> _Work required_: Output all lines exactly, with nothing added or dropped.

> _Recorded information_:
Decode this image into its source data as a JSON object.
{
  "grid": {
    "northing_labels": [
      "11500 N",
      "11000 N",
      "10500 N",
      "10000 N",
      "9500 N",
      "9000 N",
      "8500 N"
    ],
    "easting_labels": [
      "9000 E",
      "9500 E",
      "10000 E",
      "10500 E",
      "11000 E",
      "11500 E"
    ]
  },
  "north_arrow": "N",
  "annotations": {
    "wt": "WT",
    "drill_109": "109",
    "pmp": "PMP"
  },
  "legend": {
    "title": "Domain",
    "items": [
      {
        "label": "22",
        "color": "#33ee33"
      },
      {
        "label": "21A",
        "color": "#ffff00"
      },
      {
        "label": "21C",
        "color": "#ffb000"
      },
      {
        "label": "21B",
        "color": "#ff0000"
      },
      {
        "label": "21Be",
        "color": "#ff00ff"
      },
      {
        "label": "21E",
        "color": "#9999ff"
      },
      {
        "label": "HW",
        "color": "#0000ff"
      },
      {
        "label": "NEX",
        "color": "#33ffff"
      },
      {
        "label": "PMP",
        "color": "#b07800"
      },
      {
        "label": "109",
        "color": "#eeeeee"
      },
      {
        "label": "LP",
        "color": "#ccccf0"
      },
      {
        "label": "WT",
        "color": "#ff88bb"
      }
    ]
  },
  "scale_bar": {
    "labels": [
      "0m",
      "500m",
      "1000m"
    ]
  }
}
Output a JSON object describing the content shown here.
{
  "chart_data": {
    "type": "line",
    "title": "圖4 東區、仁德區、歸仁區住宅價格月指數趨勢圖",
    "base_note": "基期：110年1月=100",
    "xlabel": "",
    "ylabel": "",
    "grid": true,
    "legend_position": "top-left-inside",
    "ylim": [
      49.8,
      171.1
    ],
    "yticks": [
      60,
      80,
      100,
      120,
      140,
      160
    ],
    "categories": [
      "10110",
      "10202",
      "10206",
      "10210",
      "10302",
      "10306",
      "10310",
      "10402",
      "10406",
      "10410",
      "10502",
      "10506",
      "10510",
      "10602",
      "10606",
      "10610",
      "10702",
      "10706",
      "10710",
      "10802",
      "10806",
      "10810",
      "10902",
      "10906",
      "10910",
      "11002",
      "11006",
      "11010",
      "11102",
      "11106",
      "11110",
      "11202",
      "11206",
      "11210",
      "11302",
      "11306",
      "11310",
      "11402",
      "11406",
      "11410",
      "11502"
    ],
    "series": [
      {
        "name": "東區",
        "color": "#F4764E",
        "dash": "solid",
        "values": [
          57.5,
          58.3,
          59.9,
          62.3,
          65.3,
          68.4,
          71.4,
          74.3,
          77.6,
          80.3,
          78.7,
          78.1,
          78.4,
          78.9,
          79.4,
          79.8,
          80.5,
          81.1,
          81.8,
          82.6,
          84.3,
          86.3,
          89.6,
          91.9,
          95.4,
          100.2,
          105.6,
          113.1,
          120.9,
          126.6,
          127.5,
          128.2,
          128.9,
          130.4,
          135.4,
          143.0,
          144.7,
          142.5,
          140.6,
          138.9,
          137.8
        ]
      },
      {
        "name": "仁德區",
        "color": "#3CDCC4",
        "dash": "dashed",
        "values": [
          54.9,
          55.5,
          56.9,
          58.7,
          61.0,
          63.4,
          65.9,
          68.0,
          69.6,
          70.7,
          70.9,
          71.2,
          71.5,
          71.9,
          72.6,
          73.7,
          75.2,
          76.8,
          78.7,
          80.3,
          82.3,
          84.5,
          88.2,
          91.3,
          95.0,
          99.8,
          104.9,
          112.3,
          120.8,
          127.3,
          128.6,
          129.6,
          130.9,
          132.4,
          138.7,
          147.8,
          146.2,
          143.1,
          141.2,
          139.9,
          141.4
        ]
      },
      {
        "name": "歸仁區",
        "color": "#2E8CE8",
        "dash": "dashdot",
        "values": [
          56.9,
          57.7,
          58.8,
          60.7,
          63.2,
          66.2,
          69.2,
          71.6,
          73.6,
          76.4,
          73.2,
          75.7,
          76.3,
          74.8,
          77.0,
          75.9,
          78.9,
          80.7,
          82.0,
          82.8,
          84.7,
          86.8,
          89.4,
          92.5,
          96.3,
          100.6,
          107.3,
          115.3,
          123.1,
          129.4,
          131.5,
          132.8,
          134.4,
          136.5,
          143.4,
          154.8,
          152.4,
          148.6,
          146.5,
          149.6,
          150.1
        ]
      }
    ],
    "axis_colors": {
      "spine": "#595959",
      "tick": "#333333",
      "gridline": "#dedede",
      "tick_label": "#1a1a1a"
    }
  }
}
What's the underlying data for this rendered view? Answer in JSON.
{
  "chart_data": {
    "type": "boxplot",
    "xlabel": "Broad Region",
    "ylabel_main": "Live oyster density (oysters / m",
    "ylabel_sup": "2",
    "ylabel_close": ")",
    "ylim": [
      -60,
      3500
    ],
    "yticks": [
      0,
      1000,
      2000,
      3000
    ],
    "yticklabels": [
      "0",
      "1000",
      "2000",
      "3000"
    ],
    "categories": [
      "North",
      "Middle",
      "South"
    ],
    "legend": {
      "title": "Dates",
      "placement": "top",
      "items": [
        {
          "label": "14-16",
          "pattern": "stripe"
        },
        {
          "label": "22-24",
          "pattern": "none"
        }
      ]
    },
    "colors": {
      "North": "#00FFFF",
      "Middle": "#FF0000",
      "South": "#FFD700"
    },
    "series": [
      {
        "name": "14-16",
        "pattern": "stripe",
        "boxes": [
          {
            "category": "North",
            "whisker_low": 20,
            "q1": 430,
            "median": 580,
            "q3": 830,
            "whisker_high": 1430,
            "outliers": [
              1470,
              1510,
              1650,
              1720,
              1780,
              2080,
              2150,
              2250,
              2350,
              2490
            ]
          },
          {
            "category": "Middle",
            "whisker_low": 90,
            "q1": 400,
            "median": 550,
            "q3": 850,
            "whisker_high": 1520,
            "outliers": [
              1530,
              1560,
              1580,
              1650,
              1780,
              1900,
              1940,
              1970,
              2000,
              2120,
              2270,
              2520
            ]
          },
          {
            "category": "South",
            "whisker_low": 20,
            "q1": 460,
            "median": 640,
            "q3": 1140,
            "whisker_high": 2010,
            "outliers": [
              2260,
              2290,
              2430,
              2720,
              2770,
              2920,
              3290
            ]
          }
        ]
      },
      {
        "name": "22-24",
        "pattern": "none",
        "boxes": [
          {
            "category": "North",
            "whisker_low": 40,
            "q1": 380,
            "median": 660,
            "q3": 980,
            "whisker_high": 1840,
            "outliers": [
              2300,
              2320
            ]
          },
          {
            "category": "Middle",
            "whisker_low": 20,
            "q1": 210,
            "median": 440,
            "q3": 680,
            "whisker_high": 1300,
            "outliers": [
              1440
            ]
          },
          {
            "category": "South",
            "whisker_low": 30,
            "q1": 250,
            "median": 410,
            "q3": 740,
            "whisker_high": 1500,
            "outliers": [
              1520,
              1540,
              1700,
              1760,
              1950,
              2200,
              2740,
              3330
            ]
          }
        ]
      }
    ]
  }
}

> _Exercise response_:
Decode this image into its source data as a JSON object.
{
  "grid": {
    "northing_labels": [
      "11500 N",
      "11000 N",
      "10500 N",
      "10000 N",
      "9500 N",
      "9000 N",
      "8500 N"
    ],
    "easting_labels": [
      "9000 E",
      "9500 E",
      "10000 E",
      "10500 E",
      "11000 E",
      "11500 E"
    ]
  },
  "north_arrow": "N",
  "annotations": {
    "wt": "WT",
    "drill_109": "109",
    "pmp": "PMP"
  },
  "legend": {
    "title": "Domain",
    "items": [
      {
        "label": "22",
        "color": "#33ee33"
      },
      {
        "label": "21A",
        "color": "#ffff00"
      },
      {
        "label": "21C",
        "color": "#ffb000"
      },
      {
        "label": "21B",
        "color": "#ff0000"
      },
      {
        "label": "21Be",
        "color": "#ff00ff"
      },
      {
        "label": "21E",
        "color": "#9999ff"
      },
      {
        "label": "HW",
        "color": "#0000ff"
      },
      {
        "label": "NEX",
        "color": "#33ffff"
      },
      {
        "label": "PMP",
        "color": "#b07800"
      },
      {
        "label": "109",
        "color": "#eeeeee"
      },
      {
        "label": "LP",
        "color": "#ccccf0"
      },
      {
        "label": "WT",
        "color": "#ff88bb"
      }
    ]
  },
  "scale_bar": {
    "labels": [
      "0m",
      "500m",
      "1000m"
    ]
  }
}
Output a JSON object describing the content shown here.
{
  "chart_data": {
    "type": "line",
    "title": "圖4 東區、仁德區、歸仁區住宅價格月指數趨勢圖",
    "base_note": "基期：110年1月=100",
    "xlabel": "",
    "ylabel": "",
    "grid": true,
    "legend_position": "top-left-inside",
    "ylim": [
      49.8,
      171.1
    ],
    "yticks": [
      60,
      80,
      100,
      120,
      140,
      160
    ],
    "categories": [
      "10110",
      "10202",
      "10206",
      "10210",
      "10302",
      "10306",
      "10310",
      "10402",
      "10406",
      "10410",
      "10502",
      "10506",
      "10510",
      "10602",
      "10606",
      "10610",
      "10702",
      "10706",
      "10710",
      "10802",
      "10806",
      "10810",
      "10902",
      "10906",
      "10910",
      "11002",
      "11006",
      "11010",
      "11102",
      "11106",
      "11110",
      "11202",
      "11206",
      "11210",
      "11302",
      "11306",
      "11310",
      "11402",
      "11406",
      "11410",
      "11502"
    ],
    "series": [
      {
        "name": "東區",
        "color": "#F4764E",
        "dash": "solid",
        "values": [
          57.5,
          58.3,
          59.9,
          62.3,
          65.3,
          68.4,
          71.4,
          74.3,
          77.6,
          80.3,
          78.7,
          78.1,
          78.4,
          78.9,
          79.4,
          79.8,
          80.5,
          81.1,
          81.8,
          82.6,
          84.3,
          86.3,
          89.6,
          91.9,
          95.4,
          100.2,
          105.6,
          113.1,
          120.9,
          126.6,
          127.5,
          128.2,
          128.9,
          130.4,
          135.4,
          143.0,
          144.7,
          142.5,
          140.6,
          138.9,
          137.8
        ]
      },
      {
        "name": "仁德區",
        "color": "#3CDCC4",
        "dash": "dashed",
        "values": [
          54.9,
          55.5,
          56.9,
          58.7,
          61.0,
          63.4,
          65.9,
          68.0,
          69.6,
          70.7,
          70.9,
          71.2,
          71.5,
          71.9,
          72.6,
          73.7,
          75.2,
          76.8,
          78.7,
          80.3,
          82.3,
          84.5,
          88.2,
          91.3,
          95.0,
          99.8,
          104.9,
          112.3,
          120.8,
          127.3,
          128.6,
          129.6,
          130.9,
          132.4,
          138.7,
          147.8,
          146.2,
          143.1,
          141.2,
          139.9,
          141.4
        ]
      },
      {
        "name": "歸仁區",
        "color": "#2E8CE8",
        "dash": "dashdot",
        "values": [
          56.9,
          57.7,
          58.8,
          60.7,
          63.2,
          66.2,
          69.2,
          71.6,
          73.6,
          76.4,
          73.2,
          75.7,
          76.3,
          74.8,
          77.0,
          75.9,
          78.9,
          80.7,
          82.0,
          82.8,
          84.7,
          86.8,
          89.4,
          92.5,
          96.3,
          100.6,
          107.3,
          115.3,
          123.1,
          129.4,
          131.5,
          132.8,
          134.4,
          136.5,
          143.4,
          154.8,
          152.4,
          148.6,
          146.5,
          149.6,
          150.1
        ]
      }
    ],
    "axis_colors": {
      "spine": "#595959",
      "tick": "#333333",
      "gridline": "#dedede",
      "tick_label": "#1a1a1a"
    }
  }
}
What's the underlying data for this rendered view? Answer in JSON.
{
  "chart_data": {
    "type": "boxplot",
    "xlabel": "Broad Region",
    "ylabel_main": "Live oyster density (oysters / m",
    "ylabel_sup": "2",
    "ylabel_close": ")",
    "ylim": [
      -60,
      3500
    ],
    "yticks": [
      0,
      1000,
      2000,
      3000
    ],
    "yticklabels": [
      "0",
      "1000",
      "2000",
      "3000"
    ],
    "categories": [
      "North",
      "Middle",
      "South"
    ],
    "legend": {
      "title": "Dates",
      "placement": "top",
      "items": [
        {
          "label": "14-16",
          "pattern": "stripe"
        },
        {
          "label": "22-24",
          "pattern": "none"
        }
      ]
    },
    "colors": {
      "North": "#00FFFF",
      "Middle": "#FF0000",
      "South": "#FFD700"
    },
    "series": [
      {
        "name": "14-16",
        "pattern": "stripe",
        "boxes": [
          {
            "category": "North",
            "whisker_low": 20,
            "q1": 430,
            "median": 580,
            "q3": 830,
            "whisker_high": 1430,
            "outliers": [
              1470,
              1510,
              1650,
              1720,
              1780,
              2080,
              2150,
              2250,
              2350,
              2490
            ]
          },
          {
            "category": "Middle",
            "whisker_low": 90,
            "q1": 400,
            "median": 550,
            "q3": 850,
            "whisker_high": 1520,
            "outliers": [
              1530,
              1560,
              1580,
              1650,
              1780,
              1900,
              1940,
              1970,
              2000,
              2120,
              2270,
              2520
            ]
          },
          {
            "category": "South",
            "whisker_low": 20,
            "q1": 460,
            "median": 640,
            "q3": 1140,
            "whisker_high": 2010,
            "outliers": [
              2260,
              2290,
              2430,
              2720,
              2770,
              2920,
              3290
            ]
          }
        ]
      },
      {
        "name": "22-24",
        "pattern": "none",
        "boxes": [
          {
            "category": "North",
            "whisker_low": 40,
            "q1": 380,
            "median": 660,
            "q3": 980,
            "whisker_high": 1840,
            "outliers": [
              2300,
              2320
            ]
          },
          {
            "category": "Middle",
            "whisker_low": 20,
            "q1": 210,
            "median": 440,
            "q3": 680,
            "whisker_high": 1300,
            "outliers": [
              1440
            ]
          },
          {
            "category": "South",
            "whisker_low": 30,
            "q1": 250,
            "median": 410,
            "q3": 740,
            "whisker_high": 1500,
            "outliers": [
              1520,
              1540,
              1700,
              1760,
              1950,
              2200,
              2740,
              3330
            ]
          }
        ]
      }
    ]
  }
}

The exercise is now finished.